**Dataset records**

══════════════════════════════

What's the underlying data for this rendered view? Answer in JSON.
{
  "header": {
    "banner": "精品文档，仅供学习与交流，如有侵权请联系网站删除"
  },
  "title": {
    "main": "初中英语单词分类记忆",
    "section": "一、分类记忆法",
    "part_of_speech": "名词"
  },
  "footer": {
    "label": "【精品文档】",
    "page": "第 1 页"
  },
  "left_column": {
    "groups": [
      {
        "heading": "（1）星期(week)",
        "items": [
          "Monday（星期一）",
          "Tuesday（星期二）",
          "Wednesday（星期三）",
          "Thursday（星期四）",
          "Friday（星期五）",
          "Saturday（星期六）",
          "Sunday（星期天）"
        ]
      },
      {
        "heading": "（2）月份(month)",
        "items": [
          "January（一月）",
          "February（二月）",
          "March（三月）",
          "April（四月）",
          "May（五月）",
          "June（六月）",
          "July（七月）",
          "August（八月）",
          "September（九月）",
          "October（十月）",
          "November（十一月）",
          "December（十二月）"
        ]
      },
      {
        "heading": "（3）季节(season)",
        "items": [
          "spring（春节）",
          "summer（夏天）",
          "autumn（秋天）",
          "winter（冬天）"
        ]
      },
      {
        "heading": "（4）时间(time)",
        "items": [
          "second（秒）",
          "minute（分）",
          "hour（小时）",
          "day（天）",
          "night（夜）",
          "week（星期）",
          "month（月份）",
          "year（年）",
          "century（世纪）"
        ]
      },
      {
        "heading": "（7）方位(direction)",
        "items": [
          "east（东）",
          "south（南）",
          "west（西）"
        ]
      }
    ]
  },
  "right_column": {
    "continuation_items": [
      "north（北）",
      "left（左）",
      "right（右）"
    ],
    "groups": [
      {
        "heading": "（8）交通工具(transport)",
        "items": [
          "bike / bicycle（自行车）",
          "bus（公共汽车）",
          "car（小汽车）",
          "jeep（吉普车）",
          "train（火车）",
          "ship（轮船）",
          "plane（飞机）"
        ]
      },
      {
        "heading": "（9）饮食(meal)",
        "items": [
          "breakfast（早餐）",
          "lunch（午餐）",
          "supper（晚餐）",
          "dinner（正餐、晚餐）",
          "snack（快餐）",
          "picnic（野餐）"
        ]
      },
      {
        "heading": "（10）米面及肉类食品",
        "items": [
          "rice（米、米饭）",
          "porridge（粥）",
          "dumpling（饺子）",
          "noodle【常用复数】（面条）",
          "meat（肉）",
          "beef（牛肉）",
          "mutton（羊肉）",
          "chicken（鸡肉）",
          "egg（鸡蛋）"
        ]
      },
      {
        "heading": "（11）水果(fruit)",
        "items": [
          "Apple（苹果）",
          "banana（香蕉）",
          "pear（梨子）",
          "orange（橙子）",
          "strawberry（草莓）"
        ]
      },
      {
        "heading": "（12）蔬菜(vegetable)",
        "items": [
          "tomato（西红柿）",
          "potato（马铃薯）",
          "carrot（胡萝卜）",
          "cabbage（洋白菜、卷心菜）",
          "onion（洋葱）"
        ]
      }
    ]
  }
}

══════════════════════════════

**Goal**
Scan the entries above. Copy each line that has the string "精品文档".

**Task result**
    "banner": "精品文档，仅供学习与交流，如有侵权请联系网站删除"
    "label": "【精品文档】",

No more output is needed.